Problem details - Pictures do not belong in your copy. Repeat all the other data exactly.
==== Raw data
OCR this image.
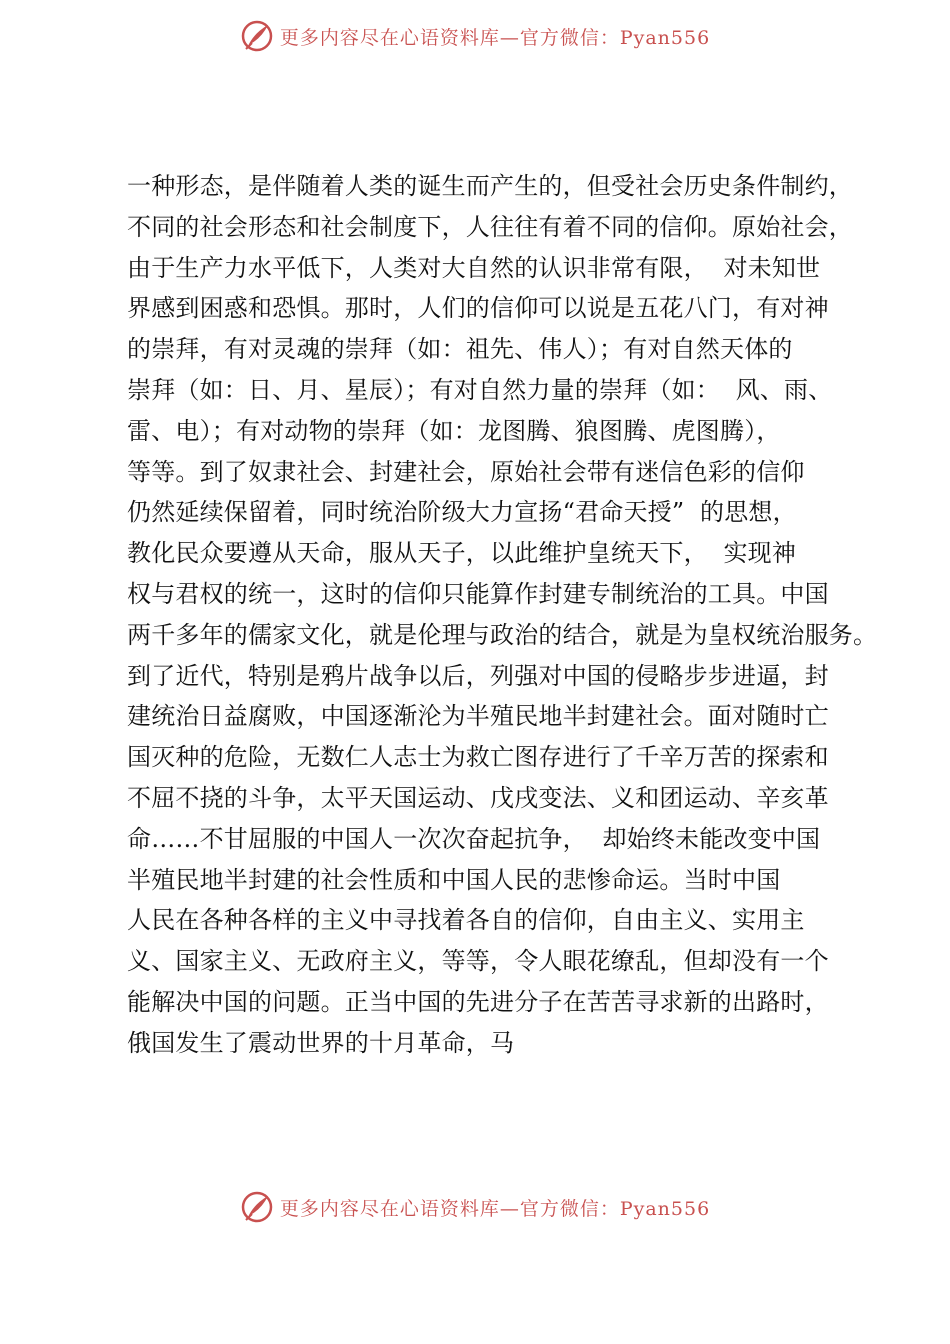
更多内容尽在心语资料库—官方微信：Pyan556
一种形态，是伴随着人类的诞生而产生的，但受社会历史条件制约，
不同的社会形态和社会制度下，人往往有着不同的信仰。原始社会，
由于生产力水平低下，人类对大自然的认识非常有限，  对未知世
界感到困惑和恐惧。那时，人们的信仰可以说是五花八门，有对神
的崇拜，有对灵魂的崇拜（如：祖先、伟人）；有对自然天体的
崇拜（如：日、月、星辰）；有对自然力量的崇拜（如：  风、雨、
雷、电）；有对动物的崇拜（如：龙图腾、狼图腾、虎图腾），
等等。到了奴隶社会、封建社会，原始社会带有迷信色彩的信仰
仍然延续保留着，同时统治阶级大力宣扬“君命天授”  的思想，
教化民众要遵从天命，服从天子，以此维护皇统天下，  实现神
权与君权的统一，这时的信仰只能算作封建专制统治的工具。中国
两千多年的儒家文化，就是伦理与政治的结合，就是为皇权统治服务。
到了近代，特别是鸦片战争以后，列强对中国的侵略步步进逼，封
建统治日益腐败，中国逐渐沦为半殖民地半封建社会。面对随时亡
国灭种的危险，无数仁人志士为救亡图存进行了千辛万苦的探索和
不屈不挠的斗争，太平天国运动、戊戌变法、义和团运动、辛亥革
命……不甘屈服的中国人一次次奋起抗争，  却始终未能改变中国
半殖民地半封建的社会性质和中国人民的悲惨命运。当时中国
人民在各种各样的主义中寻找着各自的信仰，自由主义、实用主
义、国家主义、无政府主义，等等，令人眼花缭乱，但却没有一个
能解决中国的问题。正当中国的先进分子在苦苦寻求新的出路时，
俄国发生了震动世界的十月革命，马
更多内容尽在心语资料库—官方微信：Pyan556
========
The reply -
OCR this image.
更多内容尽在心语资料库—官方微信：Pyan556
一种形态，是伴随着人类的诞生而产生的，但受社会历史条件制约，
不同的社会形态和社会制度下，人往往有着不同的信仰。原始社会，
由于生产力水平低下，人类对大自然的认识非常有限，  对未知世
界感到困惑和恐惧。那时，人们的信仰可以说是五花八门，有对神
的崇拜，有对灵魂的崇拜（如：祖先、伟人）；有对自然天体的
崇拜（如：日、月、星辰）；有对自然力量的崇拜（如：  风、雨、
雷、电）；有对动物的崇拜（如：龙图腾、狼图腾、虎图腾），
等等。到了奴隶社会、封建社会，原始社会带有迷信色彩的信仰
仍然延续保留着，同时统治阶级大力宣扬“君命天授”  的思想，
教化民众要遵从天命，服从天子，以此维护皇统天下，  实现神
权与君权的统一，这时的信仰只能算作封建专制统治的工具。中国
两千多年的儒家文化，就是伦理与政治的结合，就是为皇权统治服务。
到了近代，特别是鸦片战争以后，列强对中国的侵略步步进逼，封
建统治日益腐败，中国逐渐沦为半殖民地半封建社会。面对随时亡
国灭种的危险，无数仁人志士为救亡图存进行了千辛万苦的探索和
不屈不挠的斗争，太平天国运动、戊戌变法、义和团运动、辛亥革
命……不甘屈服的中国人一次次奋起抗争，  却始终未能改变中国
半殖民地半封建的社会性质和中国人民的悲惨命运。当时中国
人民在各种各样的主义中寻找着各自的信仰，自由主义、实用主
义、国家主义、无政府主义，等等，令人眼花缭乱，但却没有一个
能解决中国的问题。正当中国的先进分子在苦苦寻求新的出路时，
俄国发生了震动世界的十月革命，马
更多内容尽在心语资料库—官方微信：Pyan556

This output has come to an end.